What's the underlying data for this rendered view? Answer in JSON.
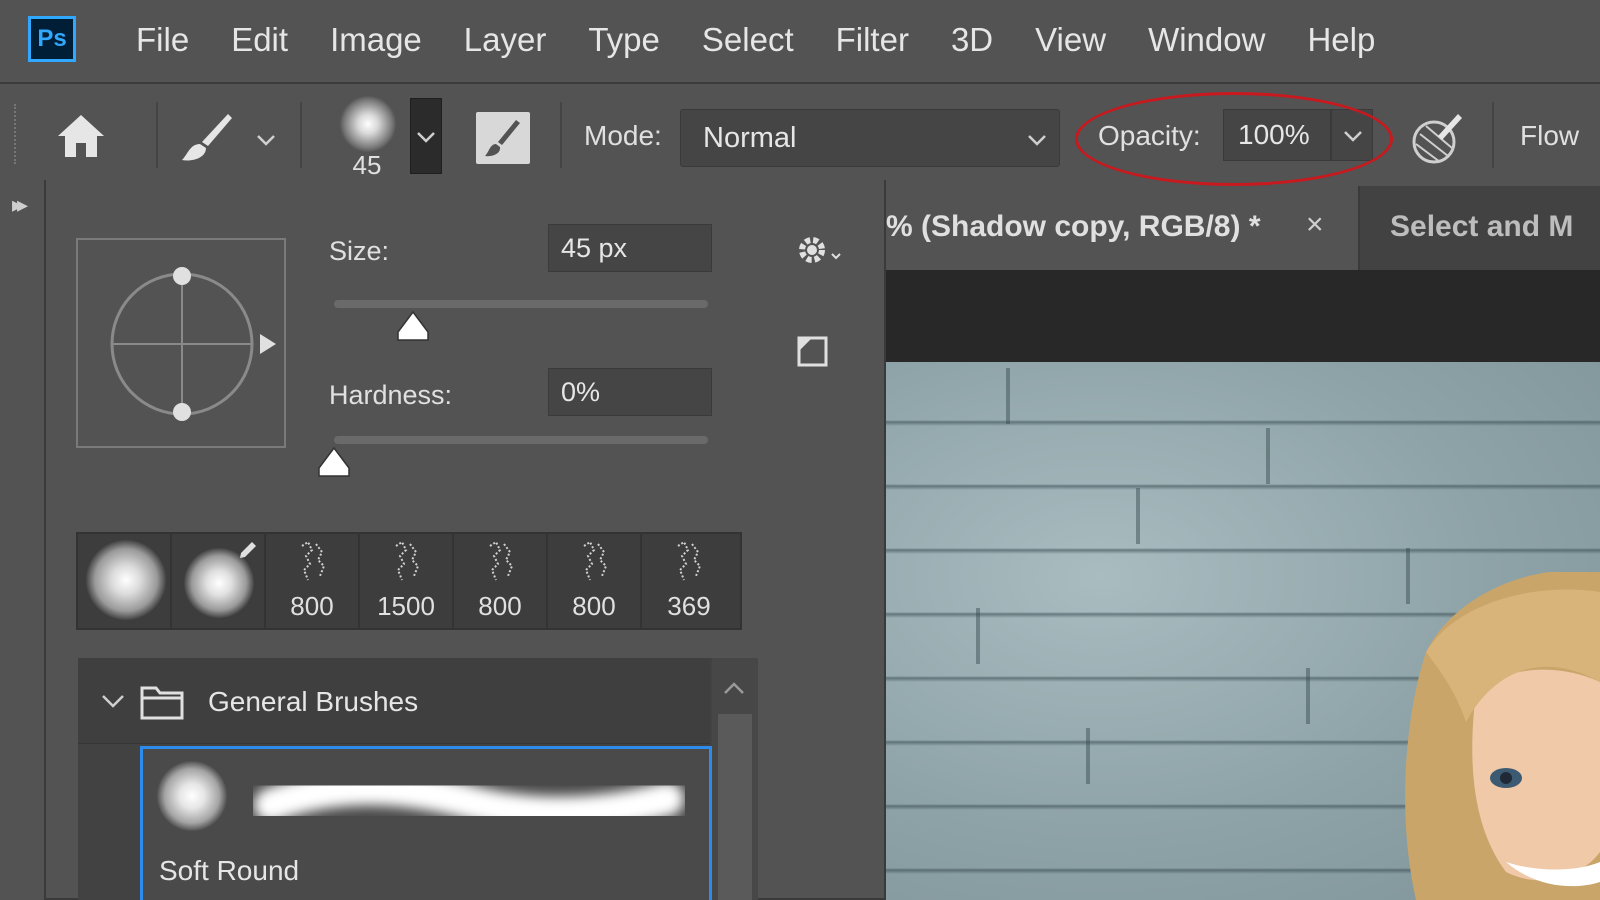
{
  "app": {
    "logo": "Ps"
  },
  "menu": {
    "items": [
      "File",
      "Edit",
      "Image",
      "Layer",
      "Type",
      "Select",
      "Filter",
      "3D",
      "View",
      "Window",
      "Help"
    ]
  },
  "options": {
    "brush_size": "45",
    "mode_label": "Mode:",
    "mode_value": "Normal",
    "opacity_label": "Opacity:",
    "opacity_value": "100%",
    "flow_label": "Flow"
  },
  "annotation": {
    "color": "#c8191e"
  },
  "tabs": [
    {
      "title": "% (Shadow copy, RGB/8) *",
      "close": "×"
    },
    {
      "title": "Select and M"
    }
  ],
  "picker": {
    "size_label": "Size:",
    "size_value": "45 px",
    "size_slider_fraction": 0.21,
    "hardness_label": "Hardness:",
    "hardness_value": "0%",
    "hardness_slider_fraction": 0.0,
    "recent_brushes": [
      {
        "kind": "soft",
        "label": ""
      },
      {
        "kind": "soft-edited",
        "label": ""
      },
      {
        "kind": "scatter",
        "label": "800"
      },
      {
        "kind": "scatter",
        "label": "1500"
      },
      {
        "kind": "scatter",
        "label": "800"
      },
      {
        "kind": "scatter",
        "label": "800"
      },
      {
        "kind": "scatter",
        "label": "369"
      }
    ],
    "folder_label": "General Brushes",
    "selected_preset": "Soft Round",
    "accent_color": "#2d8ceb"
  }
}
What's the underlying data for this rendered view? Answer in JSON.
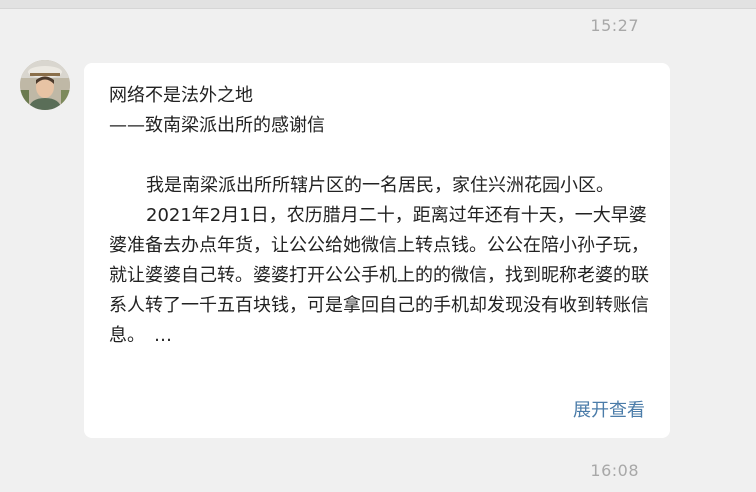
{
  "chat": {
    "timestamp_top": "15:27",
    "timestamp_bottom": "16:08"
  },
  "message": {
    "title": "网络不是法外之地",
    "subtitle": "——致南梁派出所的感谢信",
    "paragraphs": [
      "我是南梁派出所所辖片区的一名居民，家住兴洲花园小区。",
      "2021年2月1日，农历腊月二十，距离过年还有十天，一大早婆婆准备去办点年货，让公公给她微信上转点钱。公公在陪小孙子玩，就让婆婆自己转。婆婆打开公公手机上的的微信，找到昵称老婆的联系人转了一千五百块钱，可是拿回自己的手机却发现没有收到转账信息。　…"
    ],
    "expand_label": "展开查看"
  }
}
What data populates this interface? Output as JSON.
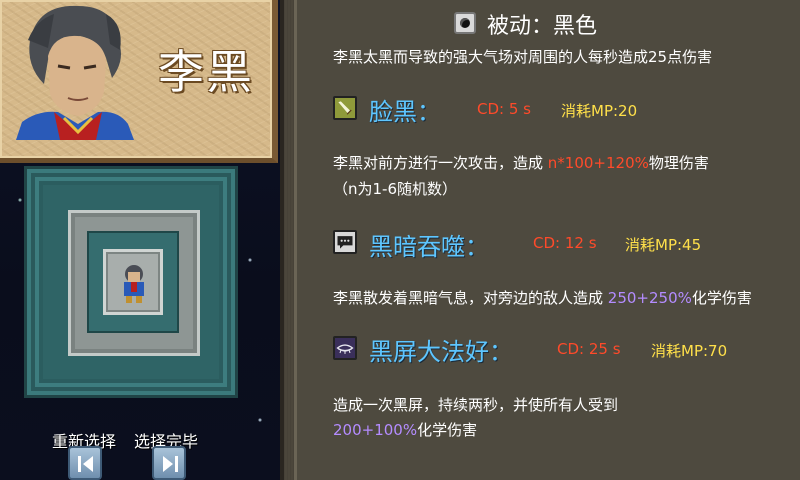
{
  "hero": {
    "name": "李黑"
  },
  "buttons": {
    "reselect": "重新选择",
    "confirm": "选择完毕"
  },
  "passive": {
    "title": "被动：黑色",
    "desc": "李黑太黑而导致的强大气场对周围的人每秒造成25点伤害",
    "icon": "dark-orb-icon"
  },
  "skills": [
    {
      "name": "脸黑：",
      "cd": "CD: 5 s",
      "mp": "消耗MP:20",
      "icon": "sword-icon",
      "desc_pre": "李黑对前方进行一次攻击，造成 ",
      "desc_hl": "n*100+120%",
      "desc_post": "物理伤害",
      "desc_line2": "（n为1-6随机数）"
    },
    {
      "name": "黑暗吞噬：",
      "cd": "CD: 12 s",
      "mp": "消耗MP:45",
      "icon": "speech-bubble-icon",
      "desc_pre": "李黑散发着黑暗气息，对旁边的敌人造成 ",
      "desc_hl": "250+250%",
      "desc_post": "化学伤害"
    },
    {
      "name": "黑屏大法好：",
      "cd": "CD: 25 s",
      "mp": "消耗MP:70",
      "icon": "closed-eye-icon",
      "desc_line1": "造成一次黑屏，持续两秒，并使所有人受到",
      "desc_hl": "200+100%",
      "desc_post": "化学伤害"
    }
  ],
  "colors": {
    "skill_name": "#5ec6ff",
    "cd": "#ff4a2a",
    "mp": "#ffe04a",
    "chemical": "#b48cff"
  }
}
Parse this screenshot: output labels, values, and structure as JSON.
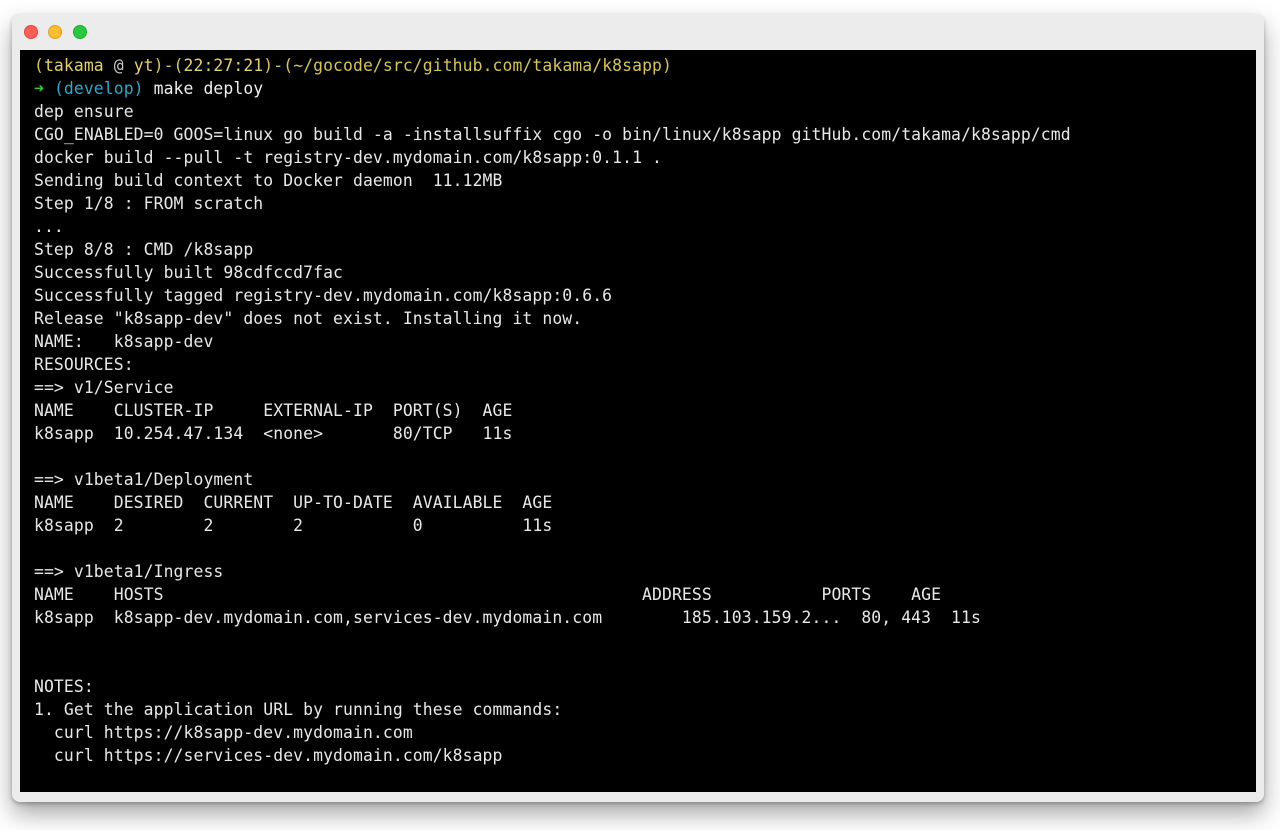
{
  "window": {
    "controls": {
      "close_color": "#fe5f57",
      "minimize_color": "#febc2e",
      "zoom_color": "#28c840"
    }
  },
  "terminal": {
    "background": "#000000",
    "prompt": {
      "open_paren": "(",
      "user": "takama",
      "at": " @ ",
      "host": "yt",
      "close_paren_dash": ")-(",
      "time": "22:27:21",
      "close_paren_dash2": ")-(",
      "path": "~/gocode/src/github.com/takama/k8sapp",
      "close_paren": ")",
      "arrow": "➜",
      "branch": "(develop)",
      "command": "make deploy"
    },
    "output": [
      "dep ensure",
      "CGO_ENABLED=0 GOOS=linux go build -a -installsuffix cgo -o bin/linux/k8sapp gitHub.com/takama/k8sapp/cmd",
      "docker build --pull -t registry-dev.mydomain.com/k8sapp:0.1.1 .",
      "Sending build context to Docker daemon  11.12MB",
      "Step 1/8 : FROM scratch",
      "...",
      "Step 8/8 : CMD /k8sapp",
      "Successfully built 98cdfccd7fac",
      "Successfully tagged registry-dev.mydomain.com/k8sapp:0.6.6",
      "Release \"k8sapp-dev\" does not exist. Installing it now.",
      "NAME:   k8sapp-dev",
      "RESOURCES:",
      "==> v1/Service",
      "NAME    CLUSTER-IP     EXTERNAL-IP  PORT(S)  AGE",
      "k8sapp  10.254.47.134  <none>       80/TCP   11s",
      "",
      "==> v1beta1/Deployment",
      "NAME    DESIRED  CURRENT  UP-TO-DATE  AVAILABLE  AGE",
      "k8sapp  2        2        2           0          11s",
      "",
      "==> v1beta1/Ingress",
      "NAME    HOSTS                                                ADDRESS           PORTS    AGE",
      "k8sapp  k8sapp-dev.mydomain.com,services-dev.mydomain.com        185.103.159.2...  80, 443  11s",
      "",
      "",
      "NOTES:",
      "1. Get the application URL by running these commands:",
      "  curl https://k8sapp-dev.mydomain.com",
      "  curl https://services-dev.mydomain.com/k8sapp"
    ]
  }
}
*-*-*
Can you restate all the records above word for word while dropping the pictures?

*Output of the task:*
What's the underlying data for this rendered view? Answer in JSON.
{
  "app": {
    "logo": "Ps"
  },
  "menu": {
    "items": [
      "File",
      "Edit",
      "Image",
      "Layer",
      "Type",
      "Select",
      "Filter",
      "3D",
      "View",
      "Window",
      "Help"
    ]
  },
  "options": {
    "brush_size": "45",
    "mode_label": "Mode:",
    "mode_value": "Normal",
    "opacity_label": "Opacity:",
    "opacity_value": "100%",
    "flow_label": "Flow"
  },
  "annotation": {
    "color": "#c8191e"
  },
  "tabs": [
    {
      "title": "% (Shadow copy, RGB/8) *",
      "close": "×"
    },
    {
      "title": "Select and M"
    }
  ],
  "picker": {
    "size_label": "Size:",
    "size_value": "45 px",
    "size_slider_fraction": 0.21,
    "hardness_label": "Hardness:",
    "hardness_value": "0%",
    "hardness_slider_fraction": 0.0,
    "recent_brushes": [
      {
        "kind": "soft",
        "label": ""
      },
      {
        "kind": "soft-edited",
        "label": ""
      },
      {
        "kind": "scatter",
        "label": "800"
      },
      {
        "kind": "scatter",
        "label": "1500"
      },
      {
        "kind": "scatter",
        "label": "800"
      },
      {
        "kind": "scatter",
        "label": "800"
      },
      {
        "kind": "scatter",
        "label": "369"
      }
    ],
    "folder_label": "General Brushes",
    "selected_preset": "Soft Round",
    "accent_color": "#2d8ceb"
  }
}
What's the underlying data for this rendered view? Answer in JSON.
{
  "chat": {
    "timestamp_top": "15:27",
    "timestamp_bottom": "16:08"
  },
  "message": {
    "title": "网络不是法外之地",
    "subtitle": "——致南梁派出所的感谢信",
    "paragraphs": [
      "我是南梁派出所所辖片区的一名居民，家住兴洲花园小区。",
      "2021年2月1日，农历腊月二十，距离过年还有十天，一大早婆婆准备去办点年货，让公公给她微信上转点钱。公公在陪小孙子玩，就让婆婆自己转。婆婆打开公公手机上的的微信，找到昵称老婆的联系人转了一千五百块钱，可是拿回自己的手机却发现没有收到转账信息。　…"
    ],
    "expand_label": "展开查看"
  }
}
What data populates this interface? Output as JSON.
{
  "hero": {
    "name": "李黑"
  },
  "buttons": {
    "reselect": "重新选择",
    "confirm": "选择完毕"
  },
  "passive": {
    "title": "被动：黑色",
    "desc": "李黑太黑而导致的强大气场对周围的人每秒造成25点伤害",
    "icon": "dark-orb-icon"
  },
  "skills": [
    {
      "name": "脸黑：",
      "cd": "CD: 5 s",
      "mp": "消耗MP:20",
      "icon": "sword-icon",
      "desc_pre": "李黑对前方进行一次攻击，造成 ",
      "desc_hl": "n*100+120%",
      "desc_post": "物理伤害",
      "desc_line2": "（n为1-6随机数）"
    },
    {
      "name": "黑暗吞噬：",
      "cd": "CD: 12 s",
      "mp": "消耗MP:45",
      "icon": "speech-bubble-icon",
      "desc_pre": "李黑散发着黑暗气息，对旁边的敌人造成 ",
      "desc_hl": "250+250%",
      "desc_post": "化学伤害"
    },
    {
      "name": "黑屏大法好：",
      "cd": "CD: 25 s",
      "mp": "消耗MP:70",
      "icon": "closed-eye-icon",
      "desc_line1": "造成一次黑屏，持续两秒，并使所有人受到",
      "desc_hl": "200+100%",
      "desc_post": "化学伤害"
    }
  ],
  "colors": {
    "skill_name": "#5ec6ff",
    "cd": "#ff4a2a",
    "mp": "#ffe04a",
    "chemical": "#b48cff"
  }
}
Parse this screenshot: output labels, values, and structure as JSON.
{
  "window": {
    "controls": {
      "close_color": "#fe5f57",
      "minimize_color": "#febc2e",
      "zoom_color": "#28c840"
    }
  },
  "terminal": {
    "background": "#000000",
    "prompt": {
      "open_paren": "(",
      "user": "takama",
      "at": " @ ",
      "host": "yt",
      "close_paren_dash": ")-(",
      "time": "22:27:21",
      "close_paren_dash2": ")-(",
      "path": "~/gocode/src/github.com/takama/k8sapp",
      "close_paren": ")",
      "arrow": "➜",
      "branch": "(develop)",
      "command": "make deploy"
    },
    "output": [
      "dep ensure",
      "CGO_ENABLED=0 GOOS=linux go build -a -installsuffix cgo -o bin/linux/k8sapp gitHub.com/takama/k8sapp/cmd",
      "docker build --pull -t registry-dev.mydomain.com/k8sapp:0.1.1 .",
      "Sending build context to Docker daemon  11.12MB",
      "Step 1/8 : FROM scratch",
      "...",
      "Step 8/8 : CMD /k8sapp",
      "Successfully built 98cdfccd7fac",
      "Successfully tagged registry-dev.mydomain.com/k8sapp:0.6.6",
      "Release \"k8sapp-dev\" does not exist. Installing it now.",
      "NAME:   k8sapp-dev",
      "RESOURCES:",
      "==> v1/Service",
      "NAME    CLUSTER-IP     EXTERNAL-IP  PORT(S)  AGE",
      "k8sapp  10.254.47.134  <none>       80/TCP   11s",
      "",
      "==> v1beta1/Deployment",
      "NAME    DESIRED  CURRENT  UP-TO-DATE  AVAILABLE  AGE",
      "k8sapp  2        2        2           0          11s",
      "",
      "==> v1beta1/Ingress",
      "NAME    HOSTS                                                ADDRESS           PORTS    AGE",
      "k8sapp  k8sapp-dev.mydomain.com,services-dev.mydomain.com        185.103.159.2...  80, 443  11s",
      "",
      "",
      "NOTES:",
      "1. Get the application URL by running these commands:",
      "  curl https://k8sapp-dev.mydomain.com",
      "  curl https://services-dev.mydomain.com/k8sapp"
    ]
  }
}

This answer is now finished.